What you have to do -
Below are some entries; can you quote all of them exactly?

Dataset -
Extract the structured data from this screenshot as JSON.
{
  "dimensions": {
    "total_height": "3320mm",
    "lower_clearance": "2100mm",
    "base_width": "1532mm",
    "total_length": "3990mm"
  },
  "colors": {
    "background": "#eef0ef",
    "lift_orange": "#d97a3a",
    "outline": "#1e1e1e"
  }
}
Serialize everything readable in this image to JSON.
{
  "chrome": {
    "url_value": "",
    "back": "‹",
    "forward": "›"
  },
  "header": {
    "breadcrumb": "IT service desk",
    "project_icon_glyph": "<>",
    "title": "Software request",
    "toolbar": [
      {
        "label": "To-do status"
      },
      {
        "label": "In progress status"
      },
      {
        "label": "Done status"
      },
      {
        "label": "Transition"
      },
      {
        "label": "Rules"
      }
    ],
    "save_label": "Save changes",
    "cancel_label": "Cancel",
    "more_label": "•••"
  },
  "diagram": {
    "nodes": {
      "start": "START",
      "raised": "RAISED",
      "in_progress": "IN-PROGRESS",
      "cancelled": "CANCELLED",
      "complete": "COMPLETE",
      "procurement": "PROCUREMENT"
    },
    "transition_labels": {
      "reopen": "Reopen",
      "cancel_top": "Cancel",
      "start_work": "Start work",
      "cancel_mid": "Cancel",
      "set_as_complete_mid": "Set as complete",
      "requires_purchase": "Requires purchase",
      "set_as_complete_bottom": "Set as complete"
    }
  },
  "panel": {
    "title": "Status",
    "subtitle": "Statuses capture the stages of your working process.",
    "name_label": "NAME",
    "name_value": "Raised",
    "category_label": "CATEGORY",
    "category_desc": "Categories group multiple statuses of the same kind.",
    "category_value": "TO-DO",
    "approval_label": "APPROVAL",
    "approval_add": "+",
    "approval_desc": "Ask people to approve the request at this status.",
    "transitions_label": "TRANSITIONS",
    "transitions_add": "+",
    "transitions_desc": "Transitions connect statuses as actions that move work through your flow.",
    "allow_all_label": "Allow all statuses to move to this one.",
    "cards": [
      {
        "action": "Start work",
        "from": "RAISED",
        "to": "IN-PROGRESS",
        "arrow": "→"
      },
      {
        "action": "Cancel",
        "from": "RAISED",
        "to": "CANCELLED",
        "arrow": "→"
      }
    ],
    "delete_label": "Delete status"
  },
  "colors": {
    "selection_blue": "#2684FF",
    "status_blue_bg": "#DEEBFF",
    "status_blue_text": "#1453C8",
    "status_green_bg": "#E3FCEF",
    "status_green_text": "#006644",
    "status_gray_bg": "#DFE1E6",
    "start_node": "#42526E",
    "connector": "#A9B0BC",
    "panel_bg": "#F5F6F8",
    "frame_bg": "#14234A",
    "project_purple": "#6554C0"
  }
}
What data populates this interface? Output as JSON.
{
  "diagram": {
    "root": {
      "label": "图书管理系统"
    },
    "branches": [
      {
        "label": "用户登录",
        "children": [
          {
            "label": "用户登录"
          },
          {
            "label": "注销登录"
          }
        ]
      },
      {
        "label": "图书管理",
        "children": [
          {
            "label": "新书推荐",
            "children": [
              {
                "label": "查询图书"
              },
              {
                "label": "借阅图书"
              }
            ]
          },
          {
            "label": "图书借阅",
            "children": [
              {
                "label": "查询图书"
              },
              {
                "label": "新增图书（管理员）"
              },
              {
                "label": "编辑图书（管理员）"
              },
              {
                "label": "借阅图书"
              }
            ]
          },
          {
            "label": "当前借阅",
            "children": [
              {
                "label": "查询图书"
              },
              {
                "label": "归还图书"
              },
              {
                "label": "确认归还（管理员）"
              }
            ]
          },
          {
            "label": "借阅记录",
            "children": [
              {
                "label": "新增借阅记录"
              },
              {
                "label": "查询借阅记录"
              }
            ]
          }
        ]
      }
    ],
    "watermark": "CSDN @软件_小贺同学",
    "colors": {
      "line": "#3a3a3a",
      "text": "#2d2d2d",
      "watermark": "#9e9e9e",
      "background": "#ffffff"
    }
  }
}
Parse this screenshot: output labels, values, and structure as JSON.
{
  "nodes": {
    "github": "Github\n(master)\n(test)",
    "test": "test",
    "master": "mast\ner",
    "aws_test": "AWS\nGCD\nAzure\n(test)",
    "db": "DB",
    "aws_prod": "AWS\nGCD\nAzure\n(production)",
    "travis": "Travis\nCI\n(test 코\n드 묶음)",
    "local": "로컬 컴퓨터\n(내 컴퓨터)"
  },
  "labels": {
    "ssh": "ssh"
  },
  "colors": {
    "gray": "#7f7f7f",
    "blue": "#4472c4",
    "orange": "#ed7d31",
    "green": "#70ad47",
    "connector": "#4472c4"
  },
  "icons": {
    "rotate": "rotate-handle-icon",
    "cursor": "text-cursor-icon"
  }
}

Solved problem -
Extract the structured data from this screenshot as JSON.
{
  "dimensions": {
    "total_height": "3320mm",
    "lower_clearance": "2100mm",
    "base_width": "1532mm",
    "total_length": "3990mm"
  },
  "colors": {
    "background": "#eef0ef",
    "lift_orange": "#d97a3a",
    "outline": "#1e1e1e"
  }
}
Serialize everything readable in this image to JSON.
{
  "chrome": {
    "url_value": "",
    "back": "‹",
    "forward": "›"
  },
  "header": {
    "breadcrumb": "IT service desk",
    "project_icon_glyph": "<>",
    "title": "Software request",
    "toolbar": [
      {
        "label": "To-do status"
      },
      {
        "label": "In progress status"
      },
      {
        "label": "Done status"
      },
      {
        "label": "Transition"
      },
      {
        "label": "Rules"
      }
    ],
    "save_label": "Save changes",
    "cancel_label": "Cancel",
    "more_label": "•••"
  },
  "diagram": {
    "nodes": {
      "start": "START",
      "raised": "RAISED",
      "in_progress": "IN-PROGRESS",
      "cancelled": "CANCELLED",
      "complete": "COMPLETE",
      "procurement": "PROCUREMENT"
    },
    "transition_labels": {
      "reopen": "Reopen",
      "cancel_top": "Cancel",
      "start_work": "Start work",
      "cancel_mid": "Cancel",
      "set_as_complete_mid": "Set as complete",
      "requires_purchase": "Requires purchase",
      "set_as_complete_bottom": "Set as complete"
    }
  },
  "panel": {
    "title": "Status",
    "subtitle": "Statuses capture the stages of your working process.",
    "name_label": "NAME",
    "name_value": "Raised",
    "category_label": "CATEGORY",
    "category_desc": "Categories group multiple statuses of the same kind.",
    "category_value": "TO-DO",
    "approval_label": "APPROVAL",
    "approval_add": "+",
    "approval_desc": "Ask people to approve the request at this status.",
    "transitions_label": "TRANSITIONS",
    "transitions_add": "+",
    "transitions_desc": "Transitions connect statuses as actions that move work through your flow.",
    "allow_all_label": "Allow all statuses to move to this one.",
    "cards": [
      {
        "action": "Start work",
        "from": "RAISED",
        "to": "IN-PROGRESS",
        "arrow": "→"
      },
      {
        "action": "Cancel",
        "from": "RAISED",
        "to": "CANCELLED",
        "arrow": "→"
      }
    ],
    "delete_label": "Delete status"
  },
  "colors": {
    "selection_blue": "#2684FF",
    "status_blue_bg": "#DEEBFF",
    "status_blue_text": "#1453C8",
    "status_green_bg": "#E3FCEF",
    "status_green_text": "#006644",
    "status_gray_bg": "#DFE1E6",
    "start_node": "#42526E",
    "connector": "#A9B0BC",
    "panel_bg": "#F5F6F8",
    "frame_bg": "#14234A",
    "project_purple": "#6554C0"
  }
}
What data populates this interface? Output as JSON.
{
  "diagram": {
    "root": {
      "label": "图书管理系统"
    },
    "branches": [
      {
        "label": "用户登录",
        "children": [
          {
            "label": "用户登录"
          },
          {
            "label": "注销登录"
          }
        ]
      },
      {
        "label": "图书管理",
        "children": [
          {
            "label": "新书推荐",
            "children": [
              {
                "label": "查询图书"
              },
              {
                "label": "借阅图书"
              }
            ]
          },
          {
            "label": "图书借阅",
            "children": [
              {
                "label": "查询图书"
              },
              {
                "label": "新增图书（管理员）"
              },
              {
                "label": "编辑图书（管理员）"
              },
              {
                "label": "借阅图书"
              }
            ]
          },
          {
            "label": "当前借阅",
            "children": [
              {
                "label": "查询图书"
              },
              {
                "label": "归还图书"
              },
              {
                "label": "确认归还（管理员）"
              }
            ]
          },
          {
            "label": "借阅记录",
            "children": [
              {
                "label": "新增借阅记录"
              },
              {
                "label": "查询借阅记录"
              }
            ]
          }
        ]
      }
    ],
    "watermark": "CSDN @软件_小贺同学",
    "colors": {
      "line": "#3a3a3a",
      "text": "#2d2d2d",
      "watermark": "#9e9e9e",
      "background": "#ffffff"
    }
  }
}
Parse this screenshot: output labels, values, and structure as JSON.
{
  "nodes": {
    "github": "Github\n(master)\n(test)",
    "test": "test",
    "master": "mast\ner",
    "aws_test": "AWS\nGCD\nAzure\n(test)",
    "db": "DB",
    "aws_prod": "AWS\nGCD\nAzure\n(production)",
    "travis": "Travis\nCI\n(test 코\n드 묶음)",
    "local": "로컬 컴퓨터\n(내 컴퓨터)"
  },
  "labels": {
    "ssh": "ssh"
  },
  "colors": {
    "gray": "#7f7f7f",
    "blue": "#4472c4",
    "orange": "#ed7d31",
    "green": "#70ad47",
    "connector": "#4472c4"
  },
  "icons": {
    "rotate": "rotate-handle-icon",
    "cursor": "text-cursor-icon"
  }
}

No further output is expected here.